WHAT TO WORK ON: Repeat, without any change, the entries presented below.

Extracted records:
++++
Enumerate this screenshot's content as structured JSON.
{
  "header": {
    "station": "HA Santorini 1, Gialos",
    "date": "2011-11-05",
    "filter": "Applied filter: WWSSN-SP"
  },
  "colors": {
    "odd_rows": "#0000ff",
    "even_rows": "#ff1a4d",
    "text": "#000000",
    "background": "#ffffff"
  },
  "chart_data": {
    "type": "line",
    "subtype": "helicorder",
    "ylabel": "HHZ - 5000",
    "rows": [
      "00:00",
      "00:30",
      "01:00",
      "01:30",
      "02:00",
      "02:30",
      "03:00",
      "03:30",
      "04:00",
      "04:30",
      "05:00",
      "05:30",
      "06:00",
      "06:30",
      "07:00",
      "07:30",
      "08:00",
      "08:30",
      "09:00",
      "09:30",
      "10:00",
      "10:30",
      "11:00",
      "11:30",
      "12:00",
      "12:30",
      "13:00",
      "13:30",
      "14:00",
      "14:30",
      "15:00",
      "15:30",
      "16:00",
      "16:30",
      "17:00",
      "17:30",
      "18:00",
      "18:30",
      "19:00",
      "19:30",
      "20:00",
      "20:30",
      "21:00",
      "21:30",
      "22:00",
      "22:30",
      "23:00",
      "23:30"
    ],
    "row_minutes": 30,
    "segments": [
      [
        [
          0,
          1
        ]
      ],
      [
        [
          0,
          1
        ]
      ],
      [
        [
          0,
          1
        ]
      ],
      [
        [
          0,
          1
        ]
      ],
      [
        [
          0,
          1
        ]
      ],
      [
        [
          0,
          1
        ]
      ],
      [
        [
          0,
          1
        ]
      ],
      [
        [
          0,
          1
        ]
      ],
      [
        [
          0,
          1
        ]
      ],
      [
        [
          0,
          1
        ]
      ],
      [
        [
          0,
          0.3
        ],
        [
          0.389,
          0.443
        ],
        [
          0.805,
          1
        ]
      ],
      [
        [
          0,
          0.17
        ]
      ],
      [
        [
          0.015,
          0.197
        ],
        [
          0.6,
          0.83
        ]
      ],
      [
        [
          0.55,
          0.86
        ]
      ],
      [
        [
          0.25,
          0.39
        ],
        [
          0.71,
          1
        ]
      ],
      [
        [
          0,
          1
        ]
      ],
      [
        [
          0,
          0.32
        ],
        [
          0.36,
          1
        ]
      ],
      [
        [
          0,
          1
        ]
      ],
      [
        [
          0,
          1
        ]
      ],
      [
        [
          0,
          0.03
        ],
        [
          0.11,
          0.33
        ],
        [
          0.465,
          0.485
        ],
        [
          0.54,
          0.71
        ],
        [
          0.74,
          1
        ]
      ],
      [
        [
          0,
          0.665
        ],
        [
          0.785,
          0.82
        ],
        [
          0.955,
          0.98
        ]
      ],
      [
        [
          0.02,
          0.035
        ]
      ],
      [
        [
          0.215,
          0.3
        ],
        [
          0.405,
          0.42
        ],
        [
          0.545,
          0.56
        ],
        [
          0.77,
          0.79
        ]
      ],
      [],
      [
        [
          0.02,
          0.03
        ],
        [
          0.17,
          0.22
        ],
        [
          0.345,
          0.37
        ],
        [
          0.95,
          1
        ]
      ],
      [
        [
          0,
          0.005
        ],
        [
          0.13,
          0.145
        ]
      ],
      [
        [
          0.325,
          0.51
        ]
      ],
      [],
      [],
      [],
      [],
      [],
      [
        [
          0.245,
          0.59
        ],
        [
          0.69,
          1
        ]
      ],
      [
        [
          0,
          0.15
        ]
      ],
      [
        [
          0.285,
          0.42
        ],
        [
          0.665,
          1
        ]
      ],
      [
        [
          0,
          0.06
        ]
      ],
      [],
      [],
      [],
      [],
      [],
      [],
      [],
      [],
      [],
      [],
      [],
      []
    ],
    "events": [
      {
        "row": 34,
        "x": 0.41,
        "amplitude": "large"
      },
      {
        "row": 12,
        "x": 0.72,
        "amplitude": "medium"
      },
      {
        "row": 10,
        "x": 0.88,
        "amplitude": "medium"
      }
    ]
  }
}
++++
SOLUTION TO THIS TASK:
Enumerate this screenshot's content as structured JSON.
{
  "header": {
    "station": "HA Santorini 1, Gialos",
    "date": "2011-11-05",
    "filter": "Applied filter: WWSSN-SP"
  },
  "colors": {
    "odd_rows": "#0000ff",
    "even_rows": "#ff1a4d",
    "text": "#000000",
    "background": "#ffffff"
  },
  "chart_data": {
    "type": "line",
    "subtype": "helicorder",
    "ylabel": "HHZ - 5000",
    "rows": [
      "00:00",
      "00:30",
      "01:00",
      "01:30",
      "02:00",
      "02:30",
      "03:00",
      "03:30",
      "04:00",
      "04:30",
      "05:00",
      "05:30",
      "06:00",
      "06:30",
      "07:00",
      "07:30",
      "08:00",
      "08:30",
      "09:00",
      "09:30",
      "10:00",
      "10:30",
      "11:00",
      "11:30",
      "12:00",
      "12:30",
      "13:00",
      "13:30",
      "14:00",
      "14:30",
      "15:00",
      "15:30",
      "16:00",
      "16:30",
      "17:00",
      "17:30",
      "18:00",
      "18:30",
      "19:00",
      "19:30",
      "20:00",
      "20:30",
      "21:00",
      "21:30",
      "22:00",
      "22:30",
      "23:00",
      "23:30"
    ],
    "row_minutes": 30,
    "segments": [
      [
        [
          0,
          1
        ]
      ],
      [
        [
          0,
          1
        ]
      ],
      [
        [
          0,
          1
        ]
      ],
      [
        [
          0,
          1
        ]
      ],
      [
        [
          0,
          1
        ]
      ],
      [
        [
          0,
          1
        ]
      ],
      [
        [
          0,
          1
        ]
      ],
      [
        [
          0,
          1
        ]
      ],
      [
        [
          0,
          1
        ]
      ],
      [
        [
          0,
          1
        ]
      ],
      [
        [
          0,
          0.3
        ],
        [
          0.389,
          0.443
        ],
        [
          0.805,
          1
        ]
      ],
      [
        [
          0,
          0.17
        ]
      ],
      [
        [
          0.015,
          0.197
        ],
        [
          0.6,
          0.83
        ]
      ],
      [
        [
          0.55,
          0.86
        ]
      ],
      [
        [
          0.25,
          0.39
        ],
        [
          0.71,
          1
        ]
      ],
      [
        [
          0,
          1
        ]
      ],
      [
        [
          0,
          0.32
        ],
        [
          0.36,
          1
        ]
      ],
      [
        [
          0,
          1
        ]
      ],
      [
        [
          0,
          1
        ]
      ],
      [
        [
          0,
          0.03
        ],
        [
          0.11,
          0.33
        ],
        [
          0.465,
          0.485
        ],
        [
          0.54,
          0.71
        ],
        [
          0.74,
          1
        ]
      ],
      [
        [
          0,
          0.665
        ],
        [
          0.785,
          0.82
        ],
        [
          0.955,
          0.98
        ]
      ],
      [
        [
          0.02,
          0.035
        ]
      ],
      [
        [
          0.215,
          0.3
        ],
        [
          0.405,
          0.42
        ],
        [
          0.545,
          0.56
        ],
        [
          0.77,
          0.79
        ]
      ],
      [],
      [
        [
          0.02,
          0.03
        ],
        [
          0.17,
          0.22
        ],
        [
          0.345,
          0.37
        ],
        [
          0.95,
          1
        ]
      ],
      [
        [
          0,
          0.005
        ],
        [
          0.13,
          0.145
        ]
      ],
      [
        [
          0.325,
          0.51
        ]
      ],
      [],
      [],
      [],
      [],
      [],
      [
        [
          0.245,
          0.59
        ],
        [
          0.69,
          1
        ]
      ],
      [
        [
          0,
          0.15
        ]
      ],
      [
        [
          0.285,
          0.42
        ],
        [
          0.665,
          1
        ]
      ],
      [
        [
          0,
          0.06
        ]
      ],
      [],
      [],
      [],
      [],
      [],
      [],
      [],
      [],
      [],
      [],
      [],
      []
    ],
    "events": [
      {
        "row": 34,
        "x": 0.41,
        "amplitude": "large"
      },
      {
        "row": 12,
        "x": 0.72,
        "amplitude": "medium"
      },
      {
        "row": 10,
        "x": 0.88,
        "amplitude": "medium"
      }
    ]
  }
}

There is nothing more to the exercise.